____ Quoted passage

• NASA just finished building a $350-million, 300-ft tall rocket-testing tower, the A-3. It was built to test engines and hardware for the Constellation program to send astronauts to the Moon and perhaps Mars. The program was canceled in 2010, the same year a Mississippi senator sponsored an earmark forcing NASA to build the A-3 tower even if it was not needed. The senator surely rationalizes that he was only bringing home the bacon since the tower now stands in his home state at Stennis Space Center. Taxpayers are now on the hook for $840,000 per year to maintain and secure the tower, a “bargain” at only $2,300/day.
• The Department of Defense is in the midst of a four-year, $80-million project to develop a Tactical Assault Light Operator Suit (TALOS). Naturally, it has assembled a cracker jack team of scientists and engineers, as well as the Hollywood costume designers from movies such as Terminator, RoboCop, and, of course, Iron Man. The team estimates a working prototype will run at least $1 billion. The current design of the suit weighs 400 lb, with batteries making up 365 lb of it. One well-paid researcher made the incisive observation that the special-effects folks in Hollywood made the Iron Man suit “impossibly thin, impossibly light, impossibly agile, and impossible energy efficient.”

________

### Requirements
1/ Summarize the passage on costly federal projects in two sentences.
2/ Extend the passage on costly federal projects past its final sentence.
The rows that come after this passage play no part in this exercise.

____ Extracted data

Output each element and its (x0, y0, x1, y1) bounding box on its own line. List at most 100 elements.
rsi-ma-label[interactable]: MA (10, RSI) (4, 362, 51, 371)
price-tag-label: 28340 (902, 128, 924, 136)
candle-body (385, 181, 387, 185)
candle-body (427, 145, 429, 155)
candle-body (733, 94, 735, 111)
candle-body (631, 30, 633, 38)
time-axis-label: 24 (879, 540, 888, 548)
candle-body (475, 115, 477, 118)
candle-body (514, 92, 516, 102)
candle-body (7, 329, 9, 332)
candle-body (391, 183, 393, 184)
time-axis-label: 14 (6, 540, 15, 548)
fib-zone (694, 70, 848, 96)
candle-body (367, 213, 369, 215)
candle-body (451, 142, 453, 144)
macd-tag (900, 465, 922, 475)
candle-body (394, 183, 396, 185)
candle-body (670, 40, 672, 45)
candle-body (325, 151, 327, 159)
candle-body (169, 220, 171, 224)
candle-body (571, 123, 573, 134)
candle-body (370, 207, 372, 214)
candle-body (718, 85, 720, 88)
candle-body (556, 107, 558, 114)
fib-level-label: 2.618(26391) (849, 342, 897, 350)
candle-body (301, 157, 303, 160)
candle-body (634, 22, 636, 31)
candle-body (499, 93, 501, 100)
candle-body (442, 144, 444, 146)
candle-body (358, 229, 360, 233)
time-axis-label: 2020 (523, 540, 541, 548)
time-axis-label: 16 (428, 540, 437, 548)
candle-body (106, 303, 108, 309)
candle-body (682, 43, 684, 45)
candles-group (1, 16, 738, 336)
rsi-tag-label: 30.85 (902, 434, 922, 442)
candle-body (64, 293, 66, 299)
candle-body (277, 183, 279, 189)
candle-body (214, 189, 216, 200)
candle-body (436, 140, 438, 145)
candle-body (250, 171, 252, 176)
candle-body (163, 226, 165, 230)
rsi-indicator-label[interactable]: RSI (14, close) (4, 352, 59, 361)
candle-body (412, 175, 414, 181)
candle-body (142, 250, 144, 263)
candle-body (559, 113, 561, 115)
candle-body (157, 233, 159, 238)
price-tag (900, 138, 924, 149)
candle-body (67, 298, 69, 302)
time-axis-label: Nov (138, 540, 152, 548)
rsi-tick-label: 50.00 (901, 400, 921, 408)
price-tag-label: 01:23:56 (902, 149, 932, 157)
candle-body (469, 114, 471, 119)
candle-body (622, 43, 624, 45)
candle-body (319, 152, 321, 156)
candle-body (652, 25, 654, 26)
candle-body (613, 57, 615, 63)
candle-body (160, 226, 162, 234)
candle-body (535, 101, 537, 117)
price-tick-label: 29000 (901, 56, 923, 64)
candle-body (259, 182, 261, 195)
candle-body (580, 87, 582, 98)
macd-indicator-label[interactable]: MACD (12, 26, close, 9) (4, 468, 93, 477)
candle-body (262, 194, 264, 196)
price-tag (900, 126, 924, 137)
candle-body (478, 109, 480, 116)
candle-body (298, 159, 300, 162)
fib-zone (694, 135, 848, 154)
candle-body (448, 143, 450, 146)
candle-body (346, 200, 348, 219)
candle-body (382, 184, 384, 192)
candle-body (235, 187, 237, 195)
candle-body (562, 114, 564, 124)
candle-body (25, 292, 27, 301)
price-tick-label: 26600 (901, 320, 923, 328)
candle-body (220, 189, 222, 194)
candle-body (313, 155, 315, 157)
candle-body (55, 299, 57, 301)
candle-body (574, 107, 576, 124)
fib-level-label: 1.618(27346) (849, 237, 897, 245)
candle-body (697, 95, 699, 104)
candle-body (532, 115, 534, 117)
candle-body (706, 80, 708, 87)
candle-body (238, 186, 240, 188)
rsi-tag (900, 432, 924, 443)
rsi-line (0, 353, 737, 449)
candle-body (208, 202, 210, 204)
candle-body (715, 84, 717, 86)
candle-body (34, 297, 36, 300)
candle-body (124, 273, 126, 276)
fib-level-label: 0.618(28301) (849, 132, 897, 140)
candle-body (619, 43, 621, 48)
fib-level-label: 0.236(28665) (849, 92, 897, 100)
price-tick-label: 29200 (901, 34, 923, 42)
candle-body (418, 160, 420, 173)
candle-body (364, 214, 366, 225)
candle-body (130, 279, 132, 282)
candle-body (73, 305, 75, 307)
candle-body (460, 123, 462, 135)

________

### Answers
1/ NASA finished a $350-million A-3 rocket-testing tower at Stennis Space Center for the Constellation program, which was canceled in 2010, but a Mississippi senator's earmark forced its construction, and taxpayers now pay $840,000 a year to maintain and secure it. The Department of Defense is spending $80 million over four years, with help from Hollywood costume designers, to develop the TALOS suit, whose working prototype is estimated to cost at least $1 billion and whose current design weighs 400 lb.

2/
• The National Institutes of Health spent $387,000 on a two-year study that looked at whether rabbits recovered from an exercise workout faster if they received a 30-minute massage. The so-called workouts consisted of being anesthetized, strapped down, and then having one leg electrically stimulated so that it moved a pedal. Some were then placed in a machine designed to mimic Swedish massage because “it’s the most popular technique used by athletes,” according to one researcher. According to the researcher’s reports, rabbits that got the most massages recovered the fastest. All 18 rabbits involved in the study were then euthanized.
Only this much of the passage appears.